TASK DIRECTIONS: Leave out the pictures and copy each record below exactly.

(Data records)

* * *

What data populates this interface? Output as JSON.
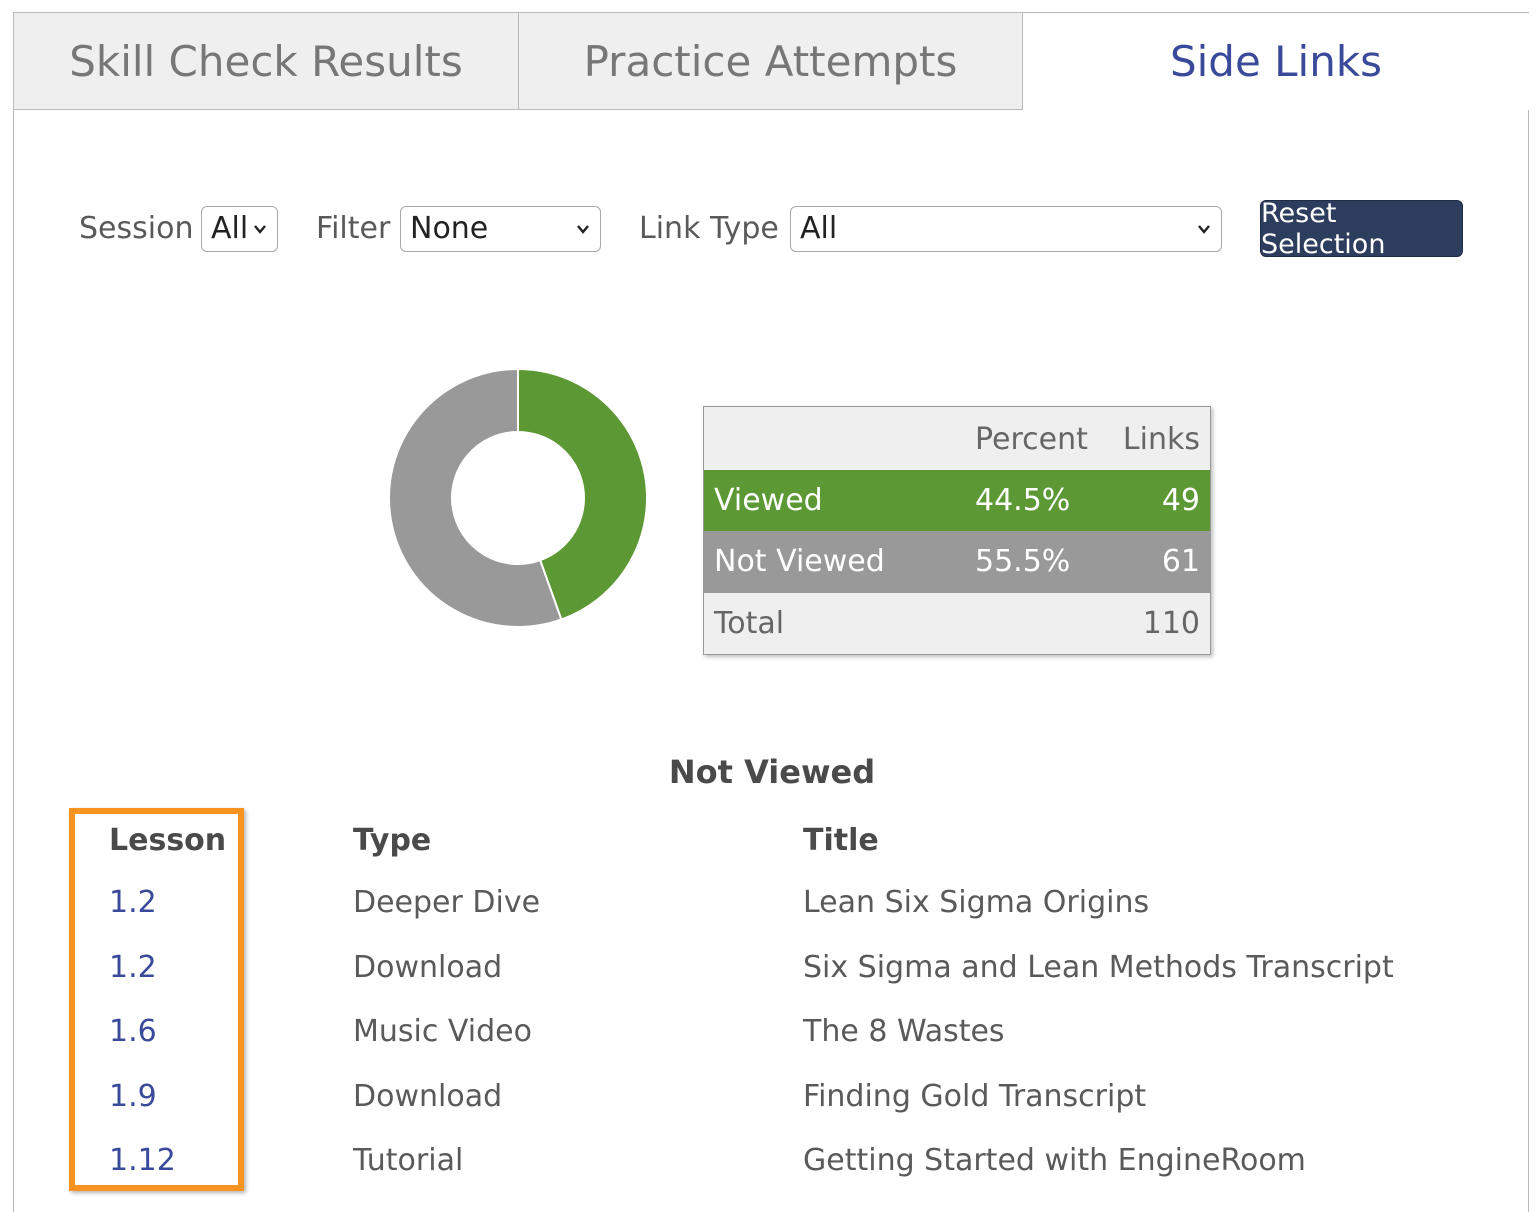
{
  "tabs": [
    {
      "label": "Skill Check Results",
      "active": false
    },
    {
      "label": "Practice Attempts",
      "active": false
    },
    {
      "label": "Side Links",
      "active": true
    }
  ],
  "controls": {
    "session_label": "Session",
    "session_value": "All",
    "filter_label": "Filter",
    "filter_value": "None",
    "link_type_label": "Link Type",
    "link_type_value": "All",
    "reset_label": "Reset Selection"
  },
  "colors": {
    "viewed": "#5c9834",
    "not_viewed": "#999999",
    "accent": "#3a4a9a",
    "button": "#2d3d5e",
    "highlight": "#f7931e"
  },
  "chart_data": {
    "type": "pie",
    "donut": true,
    "categories": [
      "Viewed",
      "Not Viewed"
    ],
    "values": [
      49,
      61
    ],
    "percents": [
      44.5,
      55.5
    ]
  },
  "summary": {
    "headers": {
      "percent": "Percent",
      "links": "Links"
    },
    "rows": [
      {
        "label": "Viewed",
        "percent": "44.5%",
        "links": "49"
      },
      {
        "label": "Not Viewed",
        "percent": "55.5%",
        "links": "61"
      }
    ],
    "total": {
      "label": "Total",
      "links": "110"
    }
  },
  "section_title": "Not Viewed",
  "table": {
    "headers": {
      "lesson": "Lesson",
      "type": "Type",
      "title": "Title"
    },
    "rows": [
      {
        "lesson": "1.2",
        "type": "Deeper Dive",
        "title": "Lean Six Sigma Origins"
      },
      {
        "lesson": "1.2",
        "type": "Download",
        "title": "Six Sigma and Lean Methods Transcript"
      },
      {
        "lesson": "1.6",
        "type": "Music Video",
        "title": "The 8 Wastes"
      },
      {
        "lesson": "1.9",
        "type": "Download",
        "title": "Finding Gold Transcript"
      },
      {
        "lesson": "1.12",
        "type": "Tutorial",
        "title": "Getting Started with EngineRoom"
      }
    ]
  }
}
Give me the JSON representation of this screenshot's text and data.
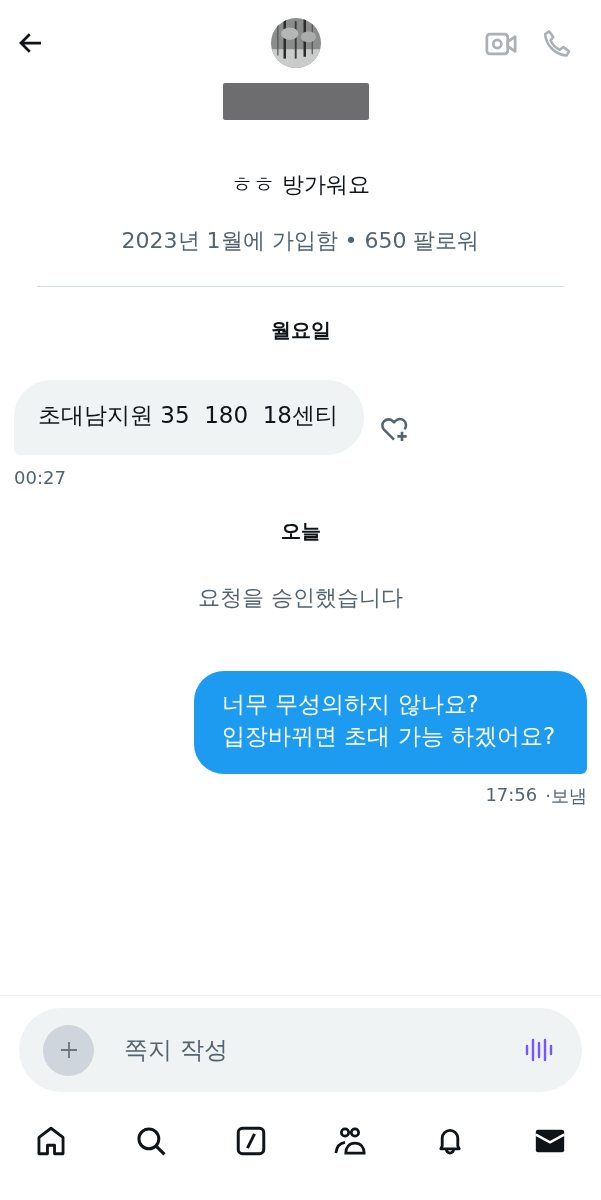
{
  "header": {
    "name_redacted": true
  },
  "profile": {
    "bio": "ㅎㅎ 방가워요",
    "meta": "2023년 1월에 가입함 • 650 팔로워"
  },
  "conversation": [
    {
      "kind": "date",
      "text": "월요일"
    },
    {
      "kind": "received",
      "text": "초대남지원 35  180  18센티",
      "time": "00:27"
    },
    {
      "kind": "date",
      "text": "오늘"
    },
    {
      "kind": "system",
      "text": "요청을 승인했습니다"
    },
    {
      "kind": "sent",
      "text": "너무 무성의하지 않나요?\n입장바뀌면 초대 가능 하겠어요?",
      "time": "17:56",
      "status": "·보냄"
    }
  ],
  "composer": {
    "placeholder": "쪽지 작성"
  },
  "nav": [
    {
      "kind": "home",
      "selected": false
    },
    {
      "kind": "search",
      "selected": false
    },
    {
      "kind": "compose",
      "selected": false
    },
    {
      "kind": "communities",
      "selected": false
    },
    {
      "kind": "notifications",
      "selected": false
    },
    {
      "kind": "messages",
      "selected": true
    }
  ]
}
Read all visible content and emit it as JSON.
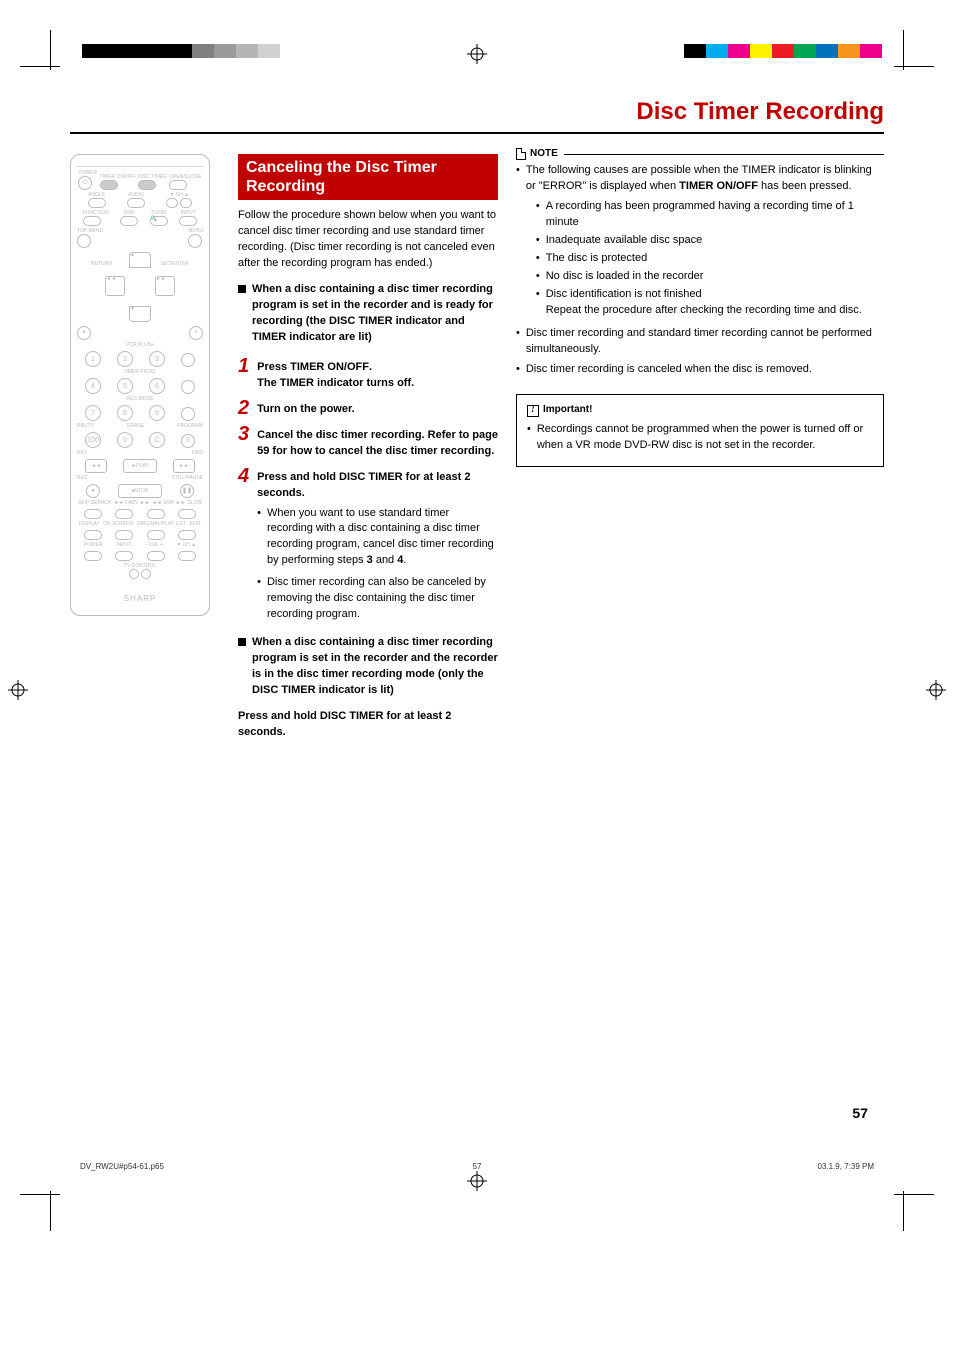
{
  "page": {
    "title": "Disc Timer Recording",
    "number": "57"
  },
  "section": {
    "heading": "Canceling the Disc Timer Recording",
    "intro": "Follow the procedure shown below when you want to cancel disc timer recording and use standard timer recording. (Disc timer recording is not canceled even after the recording program has ended.)",
    "condition1": "When a disc containing a disc timer recording program is set in the recorder and is ready for recording (the DISC TIMER indicator and TIMER indicator are lit)",
    "steps": {
      "s1_lead1": "Press ",
      "s1_bold": "TIMER ON/OFF",
      "s1_lead2": ".",
      "s1_line2": "The TIMER indicator turns off.",
      "s2": "Turn on the power.",
      "s3": "Cancel the disc timer recording. Refer to page 59 for how to cancel the disc timer recording.",
      "s4_lead1": "Press and hold ",
      "s4_bold": "DISC TIMER",
      "s4_lead2": " for at least 2 seconds.",
      "s4_sub1_a": "When you want to use standard timer recording with a disc containing a disc timer recording program, cancel disc timer recording by performing steps ",
      "s4_sub1_b": "3",
      "s4_sub1_c": " and ",
      "s4_sub1_d": "4",
      "s4_sub1_e": ".",
      "s4_sub2": "Disc timer recording can also be canceled by removing the disc containing the disc timer recording program."
    },
    "condition2": "When a disc containing a disc timer recording program is set in the recorder and the recorder is in the disc timer recording mode (only the DISC TIMER indicator is lit)",
    "final_a": "Press and hold ",
    "final_b": "DISC TIMER",
    "final_c": " for at least 2 seconds."
  },
  "note": {
    "label": "NOTE",
    "intro_a": "The following causes are possible when the TIMER indicator is blinking or \"ERROR\" is displayed when ",
    "intro_b": "TIMER ON/OFF",
    "intro_c": " has been pressed.",
    "causes": {
      "c1": "A recording has been programmed having a recording time of 1 minute",
      "c2": "Inadequate available disc space",
      "c3": "The disc is protected",
      "c4": "No disc is loaded in the recorder",
      "c5a": "Disc identification is not finished",
      "c5b": "Repeat the procedure after checking the recording time and disc."
    },
    "extra1": "Disc timer recording and standard timer recording cannot be performed simultaneously.",
    "extra2": "Disc timer recording is canceled when the disc is removed."
  },
  "important": {
    "label": "Important!",
    "text": "Recordings cannot be programmed when the power is turned off or when a VR mode DVD-RW disc is not set in the recorder."
  },
  "footer": {
    "file": "DV_RW2U#p54-61.p65",
    "page": "57",
    "timestamp": "03.1.9, 7:39 PM"
  },
  "remote": {
    "brand": "SHARP",
    "row1": [
      "POWER",
      "TIMER ON/OFF",
      "DISC TIMER",
      "OPEN/CLOSE"
    ],
    "row2": [
      "ANGLE",
      "AUDIO",
      "CH"
    ],
    "row3": [
      "FUNCTION",
      "DNR",
      "ZOOM",
      "INPUT"
    ],
    "row4": [
      "TOP MENU",
      "",
      "",
      "MENU"
    ],
    "nav": [
      "RETURN",
      "SET/ENTER"
    ],
    "vcr": "VCR PLUS+",
    "nums": [
      "1",
      "2",
      "3",
      "4",
      "5",
      "6",
      "7",
      "8",
      "9",
      "100",
      "0",
      "C"
    ],
    "side_lbl": [
      "TIMER PROG.",
      "REC.MODE",
      "ERASE",
      "PROGRAM",
      "G"
    ],
    "transport": [
      "REV",
      "PLAY",
      "FWD",
      "REC",
      "STOP",
      "STILL/PAUSE"
    ],
    "bottom1": [
      "SKIP SEARCH",
      "F.ADV",
      "SKIP"
    ],
    "bottom2": [
      "DISPLAY",
      "ON SCREEN",
      "ORIGINAL/PLAY LIST",
      "EDIT"
    ],
    "bottom3": [
      "POWER",
      "INPUT",
      "VOL",
      "CH"
    ],
    "tv": "TV CONTROL"
  },
  "colors": {
    "bars_left": [
      "#000",
      "#000",
      "#000",
      "#000",
      "#000",
      "#808080",
      "#808080",
      "#808080",
      "#808080"
    ],
    "bars_right": [
      "#000",
      "#00AEEF",
      "#EC008C",
      "#FFF200",
      "#ED1C24",
      "#00A651",
      "#0072BC",
      "#F7941E",
      "#EC008C"
    ]
  }
}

* * *

REPLY TO THE TASK:
What data populates this interface? Output as JSON.
{
  "tabs": [
    {
      "label": "Skill Check Results",
      "active": false
    },
    {
      "label": "Practice Attempts",
      "active": false
    },
    {
      "label": "Side Links",
      "active": true
    }
  ],
  "controls": {
    "session_label": "Session",
    "session_value": "All",
    "filter_label": "Filter",
    "filter_value": "None",
    "link_type_label": "Link Type",
    "link_type_value": "All",
    "reset_label": "Reset Selection"
  },
  "colors": {
    "viewed": "#5c9834",
    "not_viewed": "#999999",
    "accent": "#3a4a9a",
    "button": "#2d3d5e",
    "highlight": "#f7931e"
  },
  "chart_data": {
    "type": "pie",
    "donut": true,
    "categories": [
      "Viewed",
      "Not Viewed"
    ],
    "values": [
      49,
      61
    ],
    "percents": [
      44.5,
      55.5
    ]
  },
  "summary": {
    "headers": {
      "percent": "Percent",
      "links": "Links"
    },
    "rows": [
      {
        "label": "Viewed",
        "percent": "44.5%",
        "links": "49"
      },
      {
        "label": "Not Viewed",
        "percent": "55.5%",
        "links": "61"
      }
    ],
    "total": {
      "label": "Total",
      "links": "110"
    }
  },
  "section_title": "Not Viewed",
  "table": {
    "headers": {
      "lesson": "Lesson",
      "type": "Type",
      "title": "Title"
    },
    "rows": [
      {
        "lesson": "1.2",
        "type": "Deeper Dive",
        "title": "Lean Six Sigma Origins"
      },
      {
        "lesson": "1.2",
        "type": "Download",
        "title": "Six Sigma and Lean Methods Transcript"
      },
      {
        "lesson": "1.6",
        "type": "Music Video",
        "title": "The 8 Wastes"
      },
      {
        "lesson": "1.9",
        "type": "Download",
        "title": "Finding Gold Transcript"
      },
      {
        "lesson": "1.12",
        "type": "Tutorial",
        "title": "Getting Started with EngineRoom"
      }
    ]
  }
}
Give me the JSON representation of this screenshot's text and data.
{
  "header": {
    "name_redacted": true
  },
  "profile": {
    "bio": "ㅎㅎ 방가워요",
    "meta": "2023년 1월에 가입함 • 650 팔로워"
  },
  "conversation": [
    {
      "kind": "date",
      "text": "월요일"
    },
    {
      "kind": "received",
      "text": "초대남지원 35  180  18센티",
      "time": "00:27"
    },
    {
      "kind": "date",
      "text": "오늘"
    },
    {
      "kind": "system",
      "text": "요청을 승인했습니다"
    },
    {
      "kind": "sent",
      "text": "너무 무성의하지 않나요?\n입장바뀌면 초대 가능 하겠어요?",
      "time": "17:56",
      "status": "·보냄"
    }
  ],
  "composer": {
    "placeholder": "쪽지 작성"
  },
  "nav": [
    {
      "kind": "home",
      "selected": false
    },
    {
      "kind": "search",
      "selected": false
    },
    {
      "kind": "compose",
      "selected": false
    },
    {
      "kind": "communities",
      "selected": false
    },
    {
      "kind": "notifications",
      "selected": false
    },
    {
      "kind": "messages",
      "selected": true
    }
  ]
}
Read all visible content and emit it as JSON.
{
  "page": {
    "title": "Disc Timer Recording",
    "number": "57"
  },
  "section": {
    "heading": "Canceling the Disc Timer Recording",
    "intro": "Follow the procedure shown below when you want to cancel disc timer recording and use standard timer recording. (Disc timer recording is not canceled even after the recording program has ended.)",
    "condition1": "When a disc containing a disc timer recording program is set in the recorder and is ready for recording (the DISC TIMER indicator and TIMER indicator are lit)",
    "steps": {
      "s1_lead1": "Press ",
      "s1_bold": "TIMER ON/OFF",
      "s1_lead2": ".",
      "s1_line2": "The TIMER indicator turns off.",
      "s2": "Turn on the power.",
      "s3": "Cancel the disc timer recording. Refer to page 59 for how to cancel the disc timer recording.",
      "s4_lead1": "Press and hold ",
      "s4_bold": "DISC TIMER",
      "s4_lead2": " for at least 2 seconds.",
      "s4_sub1_a": "When you want to use standard timer recording with a disc containing a disc timer recording program, cancel disc timer recording by performing steps ",
      "s4_sub1_b": "3",
      "s4_sub1_c": " and ",
      "s4_sub1_d": "4",
      "s4_sub1_e": ".",
      "s4_sub2": "Disc timer recording can also be canceled by removing the disc containing the disc timer recording program."
    },
    "condition2": "When a disc containing a disc timer recording program is set in the recorder and the recorder is in the disc timer recording mode (only the DISC TIMER indicator is lit)",
    "final_a": "Press and hold ",
    "final_b": "DISC TIMER",
    "final_c": " for at least 2 seconds."
  },
  "note": {
    "label": "NOTE",
    "intro_a": "The following causes are possible when the TIMER indicator is blinking or \"ERROR\" is displayed when ",
    "intro_b": "TIMER ON/OFF",
    "intro_c": " has been pressed.",
    "causes": {
      "c1": "A recording has been programmed having a recording time of 1 minute",
      "c2": "Inadequate available disc space",
      "c3": "The disc is protected",
      "c4": "No disc is loaded in the recorder",
      "c5a": "Disc identification is not finished",
      "c5b": "Repeat the procedure after checking the recording time and disc."
    },
    "extra1": "Disc timer recording and standard timer recording cannot be performed simultaneously.",
    "extra2": "Disc timer recording is canceled when the disc is removed."
  },
  "important": {
    "label": "Important!",
    "text": "Recordings cannot be programmed when the power is turned off or when a VR mode DVD-RW disc is not set in the recorder."
  },
  "footer": {
    "file": "DV_RW2U#p54-61.p65",
    "page": "57",
    "timestamp": "03.1.9, 7:39 PM"
  },
  "remote": {
    "brand": "SHARP",
    "row1": [
      "POWER",
      "TIMER ON/OFF",
      "DISC TIMER",
      "OPEN/CLOSE"
    ],
    "row2": [
      "ANGLE",
      "AUDIO",
      "CH"
    ],
    "row3": [
      "FUNCTION",
      "DNR",
      "ZOOM",
      "INPUT"
    ],
    "row4": [
      "TOP MENU",
      "",
      "",
      "MENU"
    ],
    "nav": [
      "RETURN",
      "SET/ENTER"
    ],
    "vcr": "VCR PLUS+",
    "nums": [
      "1",
      "2",
      "3",
      "4",
      "5",
      "6",
      "7",
      "8",
      "9",
      "100",
      "0",
      "C"
    ],
    "side_lbl": [
      "TIMER PROG.",
      "REC.MODE",
      "ERASE",
      "PROGRAM",
      "G"
    ],
    "transport": [
      "REV",
      "PLAY",
      "FWD",
      "REC",
      "STOP",
      "STILL/PAUSE"
    ],
    "bottom1": [
      "SKIP SEARCH",
      "F.ADV",
      "SKIP"
    ],
    "bottom2": [
      "DISPLAY",
      "ON SCREEN",
      "ORIGINAL/PLAY LIST",
      "EDIT"
    ],
    "bottom3": [
      "POWER",
      "INPUT",
      "VOL",
      "CH"
    ],
    "tv": "TV CONTROL"
  },
  "colors": {
    "bars_left": [
      "#000",
      "#000",
      "#000",
      "#000",
      "#000",
      "#808080",
      "#808080",
      "#808080",
      "#808080"
    ],
    "bars_right": [
      "#000",
      "#00AEEF",
      "#EC008C",
      "#FFF200",
      "#ED1C24",
      "#00A651",
      "#0072BC",
      "#F7941E",
      "#EC008C"
    ]
  }
}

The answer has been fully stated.